Search the listing for "defendant" and copy every line where it appears.

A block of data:
· · · · · · ·

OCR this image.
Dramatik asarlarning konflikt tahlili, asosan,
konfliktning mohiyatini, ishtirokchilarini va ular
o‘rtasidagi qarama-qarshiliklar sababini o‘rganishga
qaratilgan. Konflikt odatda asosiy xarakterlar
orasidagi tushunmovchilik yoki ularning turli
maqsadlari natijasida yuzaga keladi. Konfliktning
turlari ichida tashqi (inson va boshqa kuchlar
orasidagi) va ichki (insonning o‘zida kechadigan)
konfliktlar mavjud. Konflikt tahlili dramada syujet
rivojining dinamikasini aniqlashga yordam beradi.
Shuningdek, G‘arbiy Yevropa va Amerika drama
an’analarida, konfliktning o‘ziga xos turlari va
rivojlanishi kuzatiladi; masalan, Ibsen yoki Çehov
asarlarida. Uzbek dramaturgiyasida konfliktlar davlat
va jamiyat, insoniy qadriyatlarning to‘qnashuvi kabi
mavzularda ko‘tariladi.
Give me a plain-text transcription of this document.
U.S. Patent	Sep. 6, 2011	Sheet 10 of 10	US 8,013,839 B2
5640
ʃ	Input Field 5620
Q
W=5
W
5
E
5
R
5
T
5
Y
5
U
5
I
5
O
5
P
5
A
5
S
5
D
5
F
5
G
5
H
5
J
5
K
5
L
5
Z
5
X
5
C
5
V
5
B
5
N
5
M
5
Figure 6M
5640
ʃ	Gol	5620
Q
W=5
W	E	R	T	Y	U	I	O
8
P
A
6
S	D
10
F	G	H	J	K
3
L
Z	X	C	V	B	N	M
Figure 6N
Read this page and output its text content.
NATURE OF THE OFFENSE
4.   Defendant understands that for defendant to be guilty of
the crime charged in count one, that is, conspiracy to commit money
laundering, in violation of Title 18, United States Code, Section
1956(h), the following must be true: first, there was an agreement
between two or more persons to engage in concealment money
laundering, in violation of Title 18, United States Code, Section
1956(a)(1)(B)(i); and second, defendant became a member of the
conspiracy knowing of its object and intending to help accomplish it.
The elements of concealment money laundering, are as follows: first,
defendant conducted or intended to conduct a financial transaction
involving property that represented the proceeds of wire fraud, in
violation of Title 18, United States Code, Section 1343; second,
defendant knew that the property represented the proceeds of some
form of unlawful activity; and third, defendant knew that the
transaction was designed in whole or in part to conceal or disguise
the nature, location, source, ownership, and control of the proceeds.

· · · · · · ·

THE RESULT »
4.   Defendant understands that for defendant to be guilty of
1956(a)(1)(B)(i); and second, defendant became a member of the
defendant conducted or intended to conduct a financial transaction
defendant knew that the property represented the proceeds of some
form of unlawful activity; and third, defendant knew that the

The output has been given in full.